» **Given request**
Count the lines containing "угодье" in the entries underneath, and state that count without anything else.

» **Dataset rows**
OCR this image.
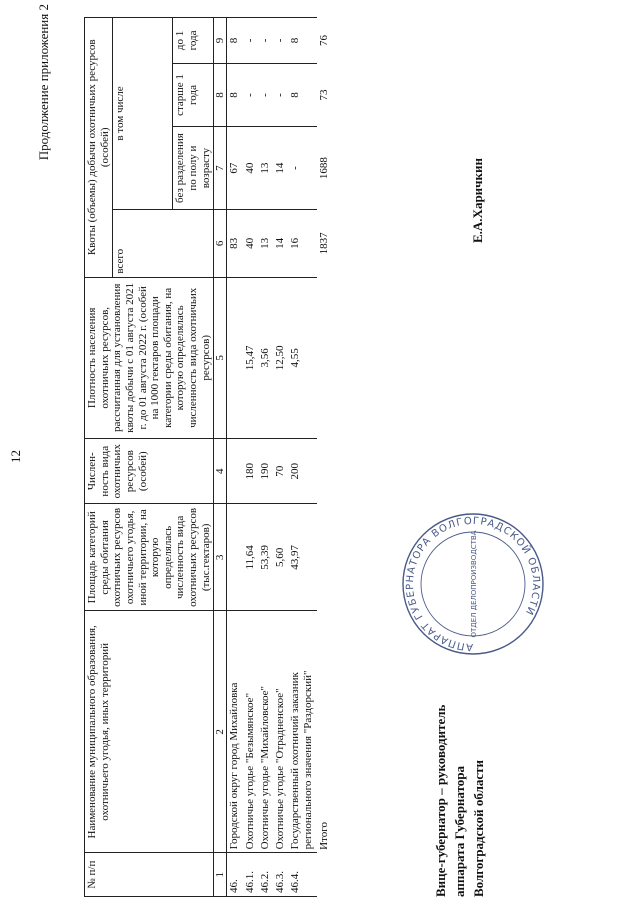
12
Продолжение приложения 2
№ п/п	Наименование муниципального образования, охотничьего угодья, иных территорий	Площадь категорий среды обитания охотничьих ресурсов охотничьего угодья, иной территории, на которую определялась численность вида охотничьих ресурсов (тыс.гектаров)	Числен-ность вида охотничьих ресурсов (особей)	Плотность населения охотничьих ресурсов, рассчитанная для установления квоты добычи с 01 августа 2021 г. до 01 августа 2022 г. (особей на 1000 гектаров площади категории среды обитания, на которую определялась численность вида охотничьих ресурсов)	Квоты (объемы) добычи охотничьих ресурсов (особей)			
					всего	в том числе		
						без разделения по полу и возрасту	старше 1 года	до 1 года
1	2	3	4	5	6	7	8	9
46.	Городской округ город Михайловка				83	67	8	8
46.1.	Охотничье угодье "Безымянское"	11,64	180	15,47	40	40	-	-
46.2.	Охотничье угодье "Михайловское"	53,39	190	3,56	13	13	-	-
46.3.	Охотничье угодье "Отрадненское"	5,60	70	12,50	14	14	-	-
46.4.	Государственный охотничий заказник регионального значения "Раздорский"	43,97	200	4,55	16	-	8	8
	Итого				1837	1688	73	76
АППАРАТ ГУБЕРНАТОРА ВОЛГОГРАДСКОЙ ОБЛАСТИ
ОТДЕЛ ДЕЛОПРОИЗВОДСТВА
Вице-губернатор – руководитель аппарата Губернатора Волгоградской области
Е.А.Харичкин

» **Completed task**
3